Check every line of the entries below for the word "States", and copy the ones that have it.

==== Supplied material ====

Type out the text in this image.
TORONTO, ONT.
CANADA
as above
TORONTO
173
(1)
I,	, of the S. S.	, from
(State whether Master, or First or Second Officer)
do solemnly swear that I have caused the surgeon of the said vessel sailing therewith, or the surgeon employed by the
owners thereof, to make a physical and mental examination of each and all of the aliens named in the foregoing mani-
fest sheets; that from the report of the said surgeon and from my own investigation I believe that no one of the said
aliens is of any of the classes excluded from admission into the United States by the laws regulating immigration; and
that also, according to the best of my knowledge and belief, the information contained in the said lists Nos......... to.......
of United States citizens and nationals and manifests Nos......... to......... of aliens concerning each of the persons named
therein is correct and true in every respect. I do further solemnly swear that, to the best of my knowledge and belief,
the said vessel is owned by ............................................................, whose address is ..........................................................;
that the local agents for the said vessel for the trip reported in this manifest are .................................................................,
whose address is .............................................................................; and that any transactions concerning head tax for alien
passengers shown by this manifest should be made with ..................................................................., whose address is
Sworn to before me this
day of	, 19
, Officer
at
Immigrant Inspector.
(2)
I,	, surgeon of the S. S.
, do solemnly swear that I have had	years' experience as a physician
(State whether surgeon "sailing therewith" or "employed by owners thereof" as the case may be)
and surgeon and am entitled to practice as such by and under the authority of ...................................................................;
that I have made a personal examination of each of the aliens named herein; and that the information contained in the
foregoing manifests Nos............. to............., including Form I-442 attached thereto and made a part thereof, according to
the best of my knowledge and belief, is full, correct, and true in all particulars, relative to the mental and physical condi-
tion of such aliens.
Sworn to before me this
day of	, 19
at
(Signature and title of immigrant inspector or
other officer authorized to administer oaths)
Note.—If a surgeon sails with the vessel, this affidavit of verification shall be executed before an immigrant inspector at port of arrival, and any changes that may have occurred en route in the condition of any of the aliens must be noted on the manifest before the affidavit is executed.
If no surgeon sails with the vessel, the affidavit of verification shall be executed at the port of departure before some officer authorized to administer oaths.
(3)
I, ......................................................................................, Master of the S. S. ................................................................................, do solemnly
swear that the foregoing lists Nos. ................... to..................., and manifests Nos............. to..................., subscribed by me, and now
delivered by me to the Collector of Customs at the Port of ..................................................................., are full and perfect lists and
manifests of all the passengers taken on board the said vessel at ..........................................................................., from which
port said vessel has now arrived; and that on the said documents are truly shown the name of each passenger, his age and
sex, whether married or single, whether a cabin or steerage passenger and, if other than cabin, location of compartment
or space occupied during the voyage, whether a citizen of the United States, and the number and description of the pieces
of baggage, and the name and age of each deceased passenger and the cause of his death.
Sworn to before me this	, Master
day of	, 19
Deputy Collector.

====

* **Task answer**:
aliens is of any of the classes excluded from admission into the United States by the laws regulating immigration; and
of United States citizens and nationals and manifests Nos......... to......... of aliens concerning each of the persons named
or space occupied during the voyage, whether a citizen of the United States, and the number and description of the pieces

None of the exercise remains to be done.